(Data entries)
=-=-=-=-=
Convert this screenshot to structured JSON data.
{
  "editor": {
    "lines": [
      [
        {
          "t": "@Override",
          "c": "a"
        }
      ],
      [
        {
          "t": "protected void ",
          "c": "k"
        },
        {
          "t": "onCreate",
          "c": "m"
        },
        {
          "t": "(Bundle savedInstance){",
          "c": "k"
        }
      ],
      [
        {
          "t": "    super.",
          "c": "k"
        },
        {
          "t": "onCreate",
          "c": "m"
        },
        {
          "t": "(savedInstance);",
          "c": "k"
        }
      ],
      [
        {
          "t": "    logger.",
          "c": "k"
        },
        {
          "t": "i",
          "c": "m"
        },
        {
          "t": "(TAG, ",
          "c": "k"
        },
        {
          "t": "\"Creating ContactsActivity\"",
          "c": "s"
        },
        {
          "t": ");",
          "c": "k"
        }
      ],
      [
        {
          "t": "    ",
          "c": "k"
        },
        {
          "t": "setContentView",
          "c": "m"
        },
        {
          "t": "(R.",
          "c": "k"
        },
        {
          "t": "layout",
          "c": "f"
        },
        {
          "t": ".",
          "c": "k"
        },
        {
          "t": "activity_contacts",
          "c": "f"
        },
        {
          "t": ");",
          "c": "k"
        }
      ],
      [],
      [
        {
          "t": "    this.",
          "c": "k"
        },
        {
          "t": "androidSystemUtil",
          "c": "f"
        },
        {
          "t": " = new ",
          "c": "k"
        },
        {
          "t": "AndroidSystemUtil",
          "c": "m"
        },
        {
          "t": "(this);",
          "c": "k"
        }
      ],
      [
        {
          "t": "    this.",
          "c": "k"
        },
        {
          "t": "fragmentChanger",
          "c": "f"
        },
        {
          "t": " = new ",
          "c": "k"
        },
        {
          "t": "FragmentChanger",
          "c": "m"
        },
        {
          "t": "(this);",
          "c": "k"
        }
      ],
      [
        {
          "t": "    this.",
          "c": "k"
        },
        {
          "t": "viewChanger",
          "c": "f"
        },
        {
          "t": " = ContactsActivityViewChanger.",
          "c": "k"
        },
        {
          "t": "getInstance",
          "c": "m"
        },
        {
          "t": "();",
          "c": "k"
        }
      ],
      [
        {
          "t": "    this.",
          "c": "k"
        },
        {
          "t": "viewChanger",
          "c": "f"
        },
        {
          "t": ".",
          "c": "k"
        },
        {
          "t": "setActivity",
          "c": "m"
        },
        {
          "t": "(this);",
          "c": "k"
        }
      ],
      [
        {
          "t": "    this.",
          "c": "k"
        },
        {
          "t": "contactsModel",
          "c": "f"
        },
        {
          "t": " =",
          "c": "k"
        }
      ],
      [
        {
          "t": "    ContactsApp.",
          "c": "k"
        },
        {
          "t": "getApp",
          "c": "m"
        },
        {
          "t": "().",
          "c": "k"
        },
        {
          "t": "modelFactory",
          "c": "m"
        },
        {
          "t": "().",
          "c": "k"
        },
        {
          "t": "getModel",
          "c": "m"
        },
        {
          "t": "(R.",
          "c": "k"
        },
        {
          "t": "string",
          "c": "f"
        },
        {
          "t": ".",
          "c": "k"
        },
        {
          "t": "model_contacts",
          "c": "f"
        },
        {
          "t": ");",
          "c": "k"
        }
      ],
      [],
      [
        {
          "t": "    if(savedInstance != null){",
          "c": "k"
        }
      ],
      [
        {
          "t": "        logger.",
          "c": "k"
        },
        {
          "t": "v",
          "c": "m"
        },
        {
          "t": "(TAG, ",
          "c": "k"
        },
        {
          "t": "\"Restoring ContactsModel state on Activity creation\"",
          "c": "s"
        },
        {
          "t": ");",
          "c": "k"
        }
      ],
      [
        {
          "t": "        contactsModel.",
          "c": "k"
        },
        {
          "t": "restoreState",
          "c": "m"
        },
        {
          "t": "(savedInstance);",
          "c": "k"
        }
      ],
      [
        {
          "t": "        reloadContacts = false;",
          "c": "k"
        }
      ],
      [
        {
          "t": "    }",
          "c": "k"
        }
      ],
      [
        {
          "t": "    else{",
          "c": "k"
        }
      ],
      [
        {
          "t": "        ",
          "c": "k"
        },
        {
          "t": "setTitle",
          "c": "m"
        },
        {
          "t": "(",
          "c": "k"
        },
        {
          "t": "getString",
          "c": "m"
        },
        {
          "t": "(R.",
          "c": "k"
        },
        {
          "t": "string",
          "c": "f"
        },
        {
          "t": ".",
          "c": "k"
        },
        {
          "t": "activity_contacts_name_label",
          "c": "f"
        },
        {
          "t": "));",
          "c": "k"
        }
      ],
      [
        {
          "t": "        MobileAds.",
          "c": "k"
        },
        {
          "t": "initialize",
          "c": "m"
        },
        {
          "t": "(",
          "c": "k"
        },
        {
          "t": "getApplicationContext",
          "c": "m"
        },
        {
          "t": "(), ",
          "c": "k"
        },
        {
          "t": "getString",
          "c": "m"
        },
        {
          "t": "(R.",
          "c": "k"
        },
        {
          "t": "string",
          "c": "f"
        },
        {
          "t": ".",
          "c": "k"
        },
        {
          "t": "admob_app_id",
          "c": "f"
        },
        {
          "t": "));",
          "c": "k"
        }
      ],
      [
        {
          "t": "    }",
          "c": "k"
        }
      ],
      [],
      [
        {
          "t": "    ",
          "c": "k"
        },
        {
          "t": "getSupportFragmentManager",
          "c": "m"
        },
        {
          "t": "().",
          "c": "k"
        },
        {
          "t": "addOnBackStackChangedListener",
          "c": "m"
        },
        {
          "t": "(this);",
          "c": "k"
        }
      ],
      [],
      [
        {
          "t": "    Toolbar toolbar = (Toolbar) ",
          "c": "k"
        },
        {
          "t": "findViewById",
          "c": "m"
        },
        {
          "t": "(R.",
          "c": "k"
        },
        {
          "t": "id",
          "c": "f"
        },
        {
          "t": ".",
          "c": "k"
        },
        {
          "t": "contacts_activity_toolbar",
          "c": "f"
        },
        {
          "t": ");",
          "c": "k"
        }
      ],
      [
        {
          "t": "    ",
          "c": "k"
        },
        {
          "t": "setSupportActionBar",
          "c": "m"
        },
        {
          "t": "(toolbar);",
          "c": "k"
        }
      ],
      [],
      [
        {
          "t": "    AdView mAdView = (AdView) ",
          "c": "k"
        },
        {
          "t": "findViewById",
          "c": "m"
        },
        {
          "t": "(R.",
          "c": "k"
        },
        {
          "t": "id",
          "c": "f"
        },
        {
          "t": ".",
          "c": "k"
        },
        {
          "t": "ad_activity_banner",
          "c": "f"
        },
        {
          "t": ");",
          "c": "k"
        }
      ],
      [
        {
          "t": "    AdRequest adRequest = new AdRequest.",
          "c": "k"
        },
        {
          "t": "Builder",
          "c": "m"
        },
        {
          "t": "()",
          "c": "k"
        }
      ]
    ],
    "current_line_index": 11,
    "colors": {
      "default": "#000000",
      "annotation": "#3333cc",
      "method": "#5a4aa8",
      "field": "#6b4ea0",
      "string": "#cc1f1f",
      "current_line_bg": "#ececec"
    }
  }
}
=-=-=-=-=
* **TASK INSTRUCTIONS**
Please output every record, keeping each line exact.

* **SOLUTION TO THIS TASK**
Convert this screenshot to structured JSON data.
{
  "editor": {
    "lines": [
      [
        {
          "t": "@Override",
          "c": "a"
        }
      ],
      [
        {
          "t": "protected void ",
          "c": "k"
        },
        {
          "t": "onCreate",
          "c": "m"
        },
        {
          "t": "(Bundle savedInstance){",
          "c": "k"
        }
      ],
      [
        {
          "t": "    super.",
          "c": "k"
        },
        {
          "t": "onCreate",
          "c": "m"
        },
        {
          "t": "(savedInstance);",
          "c": "k"
        }
      ],
      [
        {
          "t": "    logger.",
          "c": "k"
        },
        {
          "t": "i",
          "c": "m"
        },
        {
          "t": "(TAG, ",
          "c": "k"
        },
        {
          "t": "\"Creating ContactsActivity\"",
          "c": "s"
        },
        {
          "t": ");",
          "c": "k"
        }
      ],
      [
        {
          "t": "    ",
          "c": "k"
        },
        {
          "t": "setContentView",
          "c": "m"
        },
        {
          "t": "(R.",
          "c": "k"
        },
        {
          "t": "layout",
          "c": "f"
        },
        {
          "t": ".",
          "c": "k"
        },
        {
          "t": "activity_contacts",
          "c": "f"
        },
        {
          "t": ");",
          "c": "k"
        }
      ],
      [],
      [
        {
          "t": "    this.",
          "c": "k"
        },
        {
          "t": "androidSystemUtil",
          "c": "f"
        },
        {
          "t": " = new ",
          "c": "k"
        },
        {
          "t": "AndroidSystemUtil",
          "c": "m"
        },
        {
          "t": "(this);",
          "c": "k"
        }
      ],
      [
        {
          "t": "    this.",
          "c": "k"
        },
        {
          "t": "fragmentChanger",
          "c": "f"
        },
        {
          "t": " = new ",
          "c": "k"
        },
        {
          "t": "FragmentChanger",
          "c": "m"
        },
        {
          "t": "(this);",
          "c": "k"
        }
      ],
      [
        {
          "t": "    this.",
          "c": "k"
        },
        {
          "t": "viewChanger",
          "c": "f"
        },
        {
          "t": " = ContactsActivityViewChanger.",
          "c": "k"
        },
        {
          "t": "getInstance",
          "c": "m"
        },
        {
          "t": "();",
          "c": "k"
        }
      ],
      [
        {
          "t": "    this.",
          "c": "k"
        },
        {
          "t": "viewChanger",
          "c": "f"
        },
        {
          "t": ".",
          "c": "k"
        },
        {
          "t": "setActivity",
          "c": "m"
        },
        {
          "t": "(this);",
          "c": "k"
        }
      ],
      [
        {
          "t": "    this.",
          "c": "k"
        },
        {
          "t": "contactsModel",
          "c": "f"
        },
        {
          "t": " =",
          "c": "k"
        }
      ],
      [
        {
          "t": "    ContactsApp.",
          "c": "k"
        },
        {
          "t": "getApp",
          "c": "m"
        },
        {
          "t": "().",
          "c": "k"
        },
        {
          "t": "modelFactory",
          "c": "m"
        },
        {
          "t": "().",
          "c": "k"
        },
        {
          "t": "getModel",
          "c": "m"
        },
        {
          "t": "(R.",
          "c": "k"
        },
        {
          "t": "string",
          "c": "f"
        },
        {
          "t": ".",
          "c": "k"
        },
        {
          "t": "model_contacts",
          "c": "f"
        },
        {
          "t": ");",
          "c": "k"
        }
      ],
      [],
      [
        {
          "t": "    if(savedInstance != null){",
          "c": "k"
        }
      ],
      [
        {
          "t": "        logger.",
          "c": "k"
        },
        {
          "t": "v",
          "c": "m"
        },
        {
          "t": "(TAG, ",
          "c": "k"
        },
        {
          "t": "\"Restoring ContactsModel state on Activity creation\"",
          "c": "s"
        },
        {
          "t": ");",
          "c": "k"
        }
      ],
      [
        {
          "t": "        contactsModel.",
          "c": "k"
        },
        {
          "t": "restoreState",
          "c": "m"
        },
        {
          "t": "(savedInstance);",
          "c": "k"
        }
      ],
      [
        {
          "t": "        reloadContacts = false;",
          "c": "k"
        }
      ],
      [
        {
          "t": "    }",
          "c": "k"
        }
      ],
      [
        {
          "t": "    else{",
          "c": "k"
        }
      ],
      [
        {
          "t": "        ",
          "c": "k"
        },
        {
          "t": "setTitle",
          "c": "m"
        },
        {
          "t": "(",
          "c": "k"
        },
        {
          "t": "getString",
          "c": "m"
        },
        {
          "t": "(R.",
          "c": "k"
        },
        {
          "t": "string",
          "c": "f"
        },
        {
          "t": ".",
          "c": "k"
        },
        {
          "t": "activity_contacts_name_label",
          "c": "f"
        },
        {
          "t": "));",
          "c": "k"
        }
      ],
      [
        {
          "t": "        MobileAds.",
          "c": "k"
        },
        {
          "t": "initialize",
          "c": "m"
        },
        {
          "t": "(",
          "c": "k"
        },
        {
          "t": "getApplicationContext",
          "c": "m"
        },
        {
          "t": "(), ",
          "c": "k"
        },
        {
          "t": "getString",
          "c": "m"
        },
        {
          "t": "(R.",
          "c": "k"
        },
        {
          "t": "string",
          "c": "f"
        },
        {
          "t": ".",
          "c": "k"
        },
        {
          "t": "admob_app_id",
          "c": "f"
        },
        {
          "t": "));",
          "c": "k"
        }
      ],
      [
        {
          "t": "    }",
          "c": "k"
        }
      ],
      [],
      [
        {
          "t": "    ",
          "c": "k"
        },
        {
          "t": "getSupportFragmentManager",
          "c": "m"
        },
        {
          "t": "().",
          "c": "k"
        },
        {
          "t": "addOnBackStackChangedListener",
          "c": "m"
        },
        {
          "t": "(this);",
          "c": "k"
        }
      ],
      [],
      [
        {
          "t": "    Toolbar toolbar = (Toolbar) ",
          "c": "k"
        },
        {
          "t": "findViewById",
          "c": "m"
        },
        {
          "t": "(R.",
          "c": "k"
        },
        {
          "t": "id",
          "c": "f"
        },
        {
          "t": ".",
          "c": "k"
        },
        {
          "t": "contacts_activity_toolbar",
          "c": "f"
        },
        {
          "t": ");",
          "c": "k"
        }
      ],
      [
        {
          "t": "    ",
          "c": "k"
        },
        {
          "t": "setSupportActionBar",
          "c": "m"
        },
        {
          "t": "(toolbar);",
          "c": "k"
        }
      ],
      [],
      [
        {
          "t": "    AdView mAdView = (AdView) ",
          "c": "k"
        },
        {
          "t": "findViewById",
          "c": "m"
        },
        {
          "t": "(R.",
          "c": "k"
        },
        {
          "t": "id",
          "c": "f"
        },
        {
          "t": ".",
          "c": "k"
        },
        {
          "t": "ad_activity_banner",
          "c": "f"
        },
        {
          "t": ");",
          "c": "k"
        }
      ],
      [
        {
          "t": "    AdRequest adRequest = new AdRequest.",
          "c": "k"
        },
        {
          "t": "Builder",
          "c": "m"
        },
        {
          "t": "()",
          "c": "k"
        }
      ]
    ],
    "current_line_index": 11,
    "colors": {
      "default": "#000000",
      "annotation": "#3333cc",
      "method": "#5a4aa8",
      "field": "#6b4ea0",
      "string": "#cc1f1f",
      "current_line_bg": "#ececec"
    }
  }
}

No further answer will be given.